::: MATERIAL SUPPLIED

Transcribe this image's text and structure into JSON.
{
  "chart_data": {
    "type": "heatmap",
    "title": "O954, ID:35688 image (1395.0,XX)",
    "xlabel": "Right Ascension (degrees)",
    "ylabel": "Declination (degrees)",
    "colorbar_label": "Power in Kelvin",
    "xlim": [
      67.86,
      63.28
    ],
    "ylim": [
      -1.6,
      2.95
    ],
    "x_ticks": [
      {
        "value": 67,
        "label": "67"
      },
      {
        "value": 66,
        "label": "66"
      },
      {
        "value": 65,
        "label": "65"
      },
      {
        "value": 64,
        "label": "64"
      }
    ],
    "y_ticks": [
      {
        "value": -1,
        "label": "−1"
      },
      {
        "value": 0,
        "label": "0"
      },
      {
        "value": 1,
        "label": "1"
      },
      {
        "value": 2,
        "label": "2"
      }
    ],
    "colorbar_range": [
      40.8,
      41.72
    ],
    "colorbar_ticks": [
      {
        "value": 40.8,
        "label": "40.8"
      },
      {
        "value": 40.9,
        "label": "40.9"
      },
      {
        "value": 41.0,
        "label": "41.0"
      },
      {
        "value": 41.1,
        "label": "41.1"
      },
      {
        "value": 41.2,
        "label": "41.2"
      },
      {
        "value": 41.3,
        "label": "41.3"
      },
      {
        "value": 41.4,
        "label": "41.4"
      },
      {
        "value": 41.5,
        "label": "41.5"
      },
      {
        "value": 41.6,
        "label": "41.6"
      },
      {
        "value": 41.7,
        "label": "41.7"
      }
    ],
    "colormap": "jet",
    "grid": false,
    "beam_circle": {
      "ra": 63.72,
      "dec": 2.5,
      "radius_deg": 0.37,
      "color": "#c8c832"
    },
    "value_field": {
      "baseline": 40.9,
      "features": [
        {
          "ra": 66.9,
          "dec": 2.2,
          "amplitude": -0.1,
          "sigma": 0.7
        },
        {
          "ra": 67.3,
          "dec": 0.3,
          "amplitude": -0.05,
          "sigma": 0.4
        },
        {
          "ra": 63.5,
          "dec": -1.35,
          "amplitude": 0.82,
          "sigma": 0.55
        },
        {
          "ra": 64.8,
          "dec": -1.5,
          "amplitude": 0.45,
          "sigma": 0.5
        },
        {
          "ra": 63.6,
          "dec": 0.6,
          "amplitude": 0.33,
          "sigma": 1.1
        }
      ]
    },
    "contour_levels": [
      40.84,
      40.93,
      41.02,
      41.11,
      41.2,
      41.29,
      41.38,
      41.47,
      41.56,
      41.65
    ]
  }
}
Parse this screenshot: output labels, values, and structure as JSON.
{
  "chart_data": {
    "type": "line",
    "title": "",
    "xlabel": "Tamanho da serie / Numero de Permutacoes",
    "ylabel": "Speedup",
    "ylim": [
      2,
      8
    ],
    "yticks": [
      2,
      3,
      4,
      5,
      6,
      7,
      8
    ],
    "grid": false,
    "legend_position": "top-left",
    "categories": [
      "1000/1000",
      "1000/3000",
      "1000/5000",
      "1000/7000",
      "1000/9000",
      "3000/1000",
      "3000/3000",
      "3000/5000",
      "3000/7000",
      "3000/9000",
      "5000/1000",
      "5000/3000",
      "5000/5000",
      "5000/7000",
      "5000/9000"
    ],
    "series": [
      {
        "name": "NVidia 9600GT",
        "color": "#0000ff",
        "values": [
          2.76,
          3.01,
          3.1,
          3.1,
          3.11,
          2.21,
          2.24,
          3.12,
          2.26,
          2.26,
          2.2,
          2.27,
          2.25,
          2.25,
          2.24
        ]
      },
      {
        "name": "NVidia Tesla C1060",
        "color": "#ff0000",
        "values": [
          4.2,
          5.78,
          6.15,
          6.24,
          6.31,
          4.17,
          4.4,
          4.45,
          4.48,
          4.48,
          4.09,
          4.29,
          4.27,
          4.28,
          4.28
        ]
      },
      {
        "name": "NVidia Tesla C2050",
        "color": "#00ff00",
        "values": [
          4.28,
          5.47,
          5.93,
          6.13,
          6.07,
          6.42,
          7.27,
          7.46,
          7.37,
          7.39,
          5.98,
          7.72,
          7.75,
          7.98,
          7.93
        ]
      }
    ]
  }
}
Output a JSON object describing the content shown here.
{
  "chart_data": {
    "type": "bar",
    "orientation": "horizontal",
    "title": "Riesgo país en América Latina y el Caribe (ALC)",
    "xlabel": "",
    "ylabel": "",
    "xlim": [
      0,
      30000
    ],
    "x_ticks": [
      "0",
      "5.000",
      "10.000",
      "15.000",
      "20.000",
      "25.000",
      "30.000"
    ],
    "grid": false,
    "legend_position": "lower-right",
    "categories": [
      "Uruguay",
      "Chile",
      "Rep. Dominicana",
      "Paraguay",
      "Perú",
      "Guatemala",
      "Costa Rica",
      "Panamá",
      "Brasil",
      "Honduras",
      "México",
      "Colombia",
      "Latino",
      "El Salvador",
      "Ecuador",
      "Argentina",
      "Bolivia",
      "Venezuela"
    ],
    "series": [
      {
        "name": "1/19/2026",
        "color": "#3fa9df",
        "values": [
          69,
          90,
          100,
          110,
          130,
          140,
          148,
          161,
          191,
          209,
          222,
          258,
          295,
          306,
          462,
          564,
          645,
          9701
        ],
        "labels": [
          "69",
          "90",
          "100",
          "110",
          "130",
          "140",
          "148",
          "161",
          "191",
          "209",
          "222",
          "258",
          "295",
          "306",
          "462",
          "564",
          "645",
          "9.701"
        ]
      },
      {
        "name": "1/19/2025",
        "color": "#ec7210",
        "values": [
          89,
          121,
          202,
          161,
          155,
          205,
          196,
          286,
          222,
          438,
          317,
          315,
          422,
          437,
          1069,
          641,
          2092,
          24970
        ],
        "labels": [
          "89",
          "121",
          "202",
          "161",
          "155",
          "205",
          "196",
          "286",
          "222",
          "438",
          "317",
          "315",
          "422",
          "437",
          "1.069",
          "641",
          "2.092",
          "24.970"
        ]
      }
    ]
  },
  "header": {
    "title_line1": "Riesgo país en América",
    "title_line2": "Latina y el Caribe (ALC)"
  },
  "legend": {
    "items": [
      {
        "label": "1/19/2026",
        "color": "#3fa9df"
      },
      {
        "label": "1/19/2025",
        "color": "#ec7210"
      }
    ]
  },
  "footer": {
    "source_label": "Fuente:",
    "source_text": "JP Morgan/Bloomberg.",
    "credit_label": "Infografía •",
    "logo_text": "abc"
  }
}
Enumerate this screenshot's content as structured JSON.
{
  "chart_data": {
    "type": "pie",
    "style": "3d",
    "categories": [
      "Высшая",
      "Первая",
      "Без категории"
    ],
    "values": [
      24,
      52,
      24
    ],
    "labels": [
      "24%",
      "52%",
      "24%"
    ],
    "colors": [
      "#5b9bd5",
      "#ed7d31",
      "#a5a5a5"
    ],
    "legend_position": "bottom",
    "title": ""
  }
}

::::::

EXERCISE REQUIREMENTS
The lines above should be duplicated exactly.

RESULT
Transcribe this image's text and structure into JSON.
{
  "chart_data": {
    "type": "heatmap",
    "title": "O954, ID:35688 image (1395.0,XX)",
    "xlabel": "Right Ascension (degrees)",
    "ylabel": "Declination (degrees)",
    "colorbar_label": "Power in Kelvin",
    "xlim": [
      67.86,
      63.28
    ],
    "ylim": [
      -1.6,
      2.95
    ],
    "x_ticks": [
      {
        "value": 67,
        "label": "67"
      },
      {
        "value": 66,
        "label": "66"
      },
      {
        "value": 65,
        "label": "65"
      },
      {
        "value": 64,
        "label": "64"
      }
    ],
    "y_ticks": [
      {
        "value": -1,
        "label": "−1"
      },
      {
        "value": 0,
        "label": "0"
      },
      {
        "value": 1,
        "label": "1"
      },
      {
        "value": 2,
        "label": "2"
      }
    ],
    "colorbar_range": [
      40.8,
      41.72
    ],
    "colorbar_ticks": [
      {
        "value": 40.8,
        "label": "40.8"
      },
      {
        "value": 40.9,
        "label": "40.9"
      },
      {
        "value": 41.0,
        "label": "41.0"
      },
      {
        "value": 41.1,
        "label": "41.1"
      },
      {
        "value": 41.2,
        "label": "41.2"
      },
      {
        "value": 41.3,
        "label": "41.3"
      },
      {
        "value": 41.4,
        "label": "41.4"
      },
      {
        "value": 41.5,
        "label": "41.5"
      },
      {
        "value": 41.6,
        "label": "41.6"
      },
      {
        "value": 41.7,
        "label": "41.7"
      }
    ],
    "colormap": "jet",
    "grid": false,
    "beam_circle": {
      "ra": 63.72,
      "dec": 2.5,
      "radius_deg": 0.37,
      "color": "#c8c832"
    },
    "value_field": {
      "baseline": 40.9,
      "features": [
        {
          "ra": 66.9,
          "dec": 2.2,
          "amplitude": -0.1,
          "sigma": 0.7
        },
        {
          "ra": 67.3,
          "dec": 0.3,
          "amplitude": -0.05,
          "sigma": 0.4
        },
        {
          "ra": 63.5,
          "dec": -1.35,
          "amplitude": 0.82,
          "sigma": 0.55
        },
        {
          "ra": 64.8,
          "dec": -1.5,
          "amplitude": 0.45,
          "sigma": 0.5
        },
        {
          "ra": 63.6,
          "dec": 0.6,
          "amplitude": 0.33,
          "sigma": 1.1
        }
      ]
    },
    "contour_levels": [
      40.84,
      40.93,
      41.02,
      41.11,
      41.2,
      41.29,
      41.38,
      41.47,
      41.56,
      41.65
    ]
  }
}
Parse this screenshot: output labels, values, and structure as JSON.
{
  "chart_data": {
    "type": "line",
    "title": "",
    "xlabel": "Tamanho da serie / Numero de Permutacoes",
    "ylabel": "Speedup",
    "ylim": [
      2,
      8
    ],
    "yticks": [
      2,
      3,
      4,
      5,
      6,
      7,
      8
    ],
    "grid": false,
    "legend_position": "top-left",
    "categories": [
      "1000/1000",
      "1000/3000",
      "1000/5000",
      "1000/7000",
      "1000/9000",
      "3000/1000",
      "3000/3000",
      "3000/5000",
      "3000/7000",
      "3000/9000",
      "5000/1000",
      "5000/3000",
      "5000/5000",
      "5000/7000",
      "5000/9000"
    ],
    "series": [
      {
        "name": "NVidia 9600GT",
        "color": "#0000ff",
        "values": [
          2.76,
          3.01,
          3.1,
          3.1,
          3.11,
          2.21,
          2.24,
          3.12,
          2.26,
          2.26,
          2.2,
          2.27,
          2.25,
          2.25,
          2.24
        ]
      },
      {
        "name": "NVidia Tesla C1060",
        "color": "#ff0000",
        "values": [
          4.2,
          5.78,
          6.15,
          6.24,
          6.31,
          4.17,
          4.4,
          4.45,
          4.48,
          4.48,
          4.09,
          4.29,
          4.27,
          4.28,
          4.28
        ]
      },
      {
        "name": "NVidia Tesla C2050",
        "color": "#00ff00",
        "values": [
          4.28,
          5.47,
          5.93,
          6.13,
          6.07,
          6.42,
          7.27,
          7.46,
          7.37,
          7.39,
          5.98,
          7.72,
          7.75,
          7.98,
          7.93
        ]
      }
    ]
  }
}
Output a JSON object describing the content shown here.
{
  "chart_data": {
    "type": "bar",
    "orientation": "horizontal",
    "title": "Riesgo país en América Latina y el Caribe (ALC)",
    "xlabel": "",
    "ylabel": "",
    "xlim": [
      0,
      30000
    ],
    "x_ticks": [
      "0",
      "5.000",
      "10.000",
      "15.000",
      "20.000",
      "25.000",
      "30.000"
    ],
    "grid": false,
    "legend_position": "lower-right",
    "categories": [
      "Uruguay",
      "Chile",
      "Rep. Dominicana",
      "Paraguay",
      "Perú",
      "Guatemala",
      "Costa Rica",
      "Panamá",
      "Brasil",
      "Honduras",
      "México",
      "Colombia",
      "Latino",
      "El Salvador",
      "Ecuador",
      "Argentina",
      "Bolivia",
      "Venezuela"
    ],
    "series": [
      {
        "name": "1/19/2026",
        "color": "#3fa9df",
        "values": [
          69,
          90,
          100,
          110,
          130,
          140,
          148,
          161,
          191,
          209,
          222,
          258,
          295,
          306,
          462,
          564,
          645,
          9701
        ],
        "labels": [
          "69",
          "90",
          "100",
          "110",
          "130",
          "140",
          "148",
          "161",
          "191",
          "209",
          "222",
          "258",
          "295",
          "306",
          "462",
          "564",
          "645",
          "9.701"
        ]
      },
      {
        "name": "1/19/2025",
        "color": "#ec7210",
        "values": [
          89,
          121,
          202,
          161,
          155,
          205,
          196,
          286,
          222,
          438,
          317,
          315,
          422,
          437,
          1069,
          641,
          2092,
          24970
        ],
        "labels": [
          "89",
          "121",
          "202",
          "161",
          "155",
          "205",
          "196",
          "286",
          "222",
          "438",
          "317",
          "315",
          "422",
          "437",
          "1.069",
          "641",
          "2.092",
          "24.970"
        ]
      }
    ]
  },
  "header": {
    "title_line1": "Riesgo país en América",
    "title_line2": "Latina y el Caribe (ALC)"
  },
  "legend": {
    "items": [
      {
        "label": "1/19/2026",
        "color": "#3fa9df"
      },
      {
        "label": "1/19/2025",
        "color": "#ec7210"
      }
    ]
  },
  "footer": {
    "source_label": "Fuente:",
    "source_text": "JP Morgan/Bloomberg.",
    "credit_label": "Infografía •",
    "logo_text": "abc"
  }
}
Enumerate this screenshot's content as structured JSON.
{
  "chart_data": {
    "type": "pie",
    "style": "3d",
    "categories": [
      "Высшая",
      "Первая",
      "Без категории"
    ],
    "values": [
      24,
      52,
      24
    ],
    "labels": [
      "24%",
      "52%",
      "24%"
    ],
    "colors": [
      "#5b9bd5",
      "#ed7d31",
      "#a5a5a5"
    ],
    "legend_position": "bottom",
    "title": ""
  }
}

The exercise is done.